● Exercise instructions
Once you have reviewed the listing below, restate it word for word.

● Source information
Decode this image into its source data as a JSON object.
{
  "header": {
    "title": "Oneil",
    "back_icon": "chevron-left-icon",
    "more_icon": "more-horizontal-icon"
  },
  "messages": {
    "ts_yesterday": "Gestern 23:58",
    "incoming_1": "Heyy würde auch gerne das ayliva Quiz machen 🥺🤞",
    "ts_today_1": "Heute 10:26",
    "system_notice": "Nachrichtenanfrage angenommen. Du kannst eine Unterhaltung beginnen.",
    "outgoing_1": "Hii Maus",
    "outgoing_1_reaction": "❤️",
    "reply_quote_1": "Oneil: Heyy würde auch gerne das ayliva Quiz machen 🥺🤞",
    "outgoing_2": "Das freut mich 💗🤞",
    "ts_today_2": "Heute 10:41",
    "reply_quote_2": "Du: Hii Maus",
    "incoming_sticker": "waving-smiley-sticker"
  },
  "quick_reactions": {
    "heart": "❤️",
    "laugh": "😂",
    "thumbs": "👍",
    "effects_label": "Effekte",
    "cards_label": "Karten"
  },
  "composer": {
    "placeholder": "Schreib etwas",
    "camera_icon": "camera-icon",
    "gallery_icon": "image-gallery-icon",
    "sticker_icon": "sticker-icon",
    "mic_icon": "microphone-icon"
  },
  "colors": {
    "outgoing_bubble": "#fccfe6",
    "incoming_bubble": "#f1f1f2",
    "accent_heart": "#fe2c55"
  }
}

● Solution for this problem
Decode this image into its source data as a JSON object.
{
  "header": {
    "title": "Oneil",
    "back_icon": "chevron-left-icon",
    "more_icon": "more-horizontal-icon"
  },
  "messages": {
    "ts_yesterday": "Gestern 23:58",
    "incoming_1": "Heyy würde auch gerne das ayliva Quiz machen 🥺🤞",
    "ts_today_1": "Heute 10:26",
    "system_notice": "Nachrichtenanfrage angenommen. Du kannst eine Unterhaltung beginnen.",
    "outgoing_1": "Hii Maus",
    "outgoing_1_reaction": "❤️",
    "reply_quote_1": "Oneil: Heyy würde auch gerne das ayliva Quiz machen 🥺🤞",
    "outgoing_2": "Das freut mich 💗🤞",
    "ts_today_2": "Heute 10:41",
    "reply_quote_2": "Du: Hii Maus",
    "incoming_sticker": "waving-smiley-sticker"
  },
  "quick_reactions": {
    "heart": "❤️",
    "laugh": "😂",
    "thumbs": "👍",
    "effects_label": "Effekte",
    "cards_label": "Karten"
  },
  "composer": {
    "placeholder": "Schreib etwas",
    "camera_icon": "camera-icon",
    "gallery_icon": "image-gallery-icon",
    "sticker_icon": "sticker-icon",
    "mic_icon": "microphone-icon"
  },
  "colors": {
    "outgoing_bubble": "#fccfe6",
    "incoming_bubble": "#f1f1f2",
    "accent_heart": "#fe2c55"
  }
}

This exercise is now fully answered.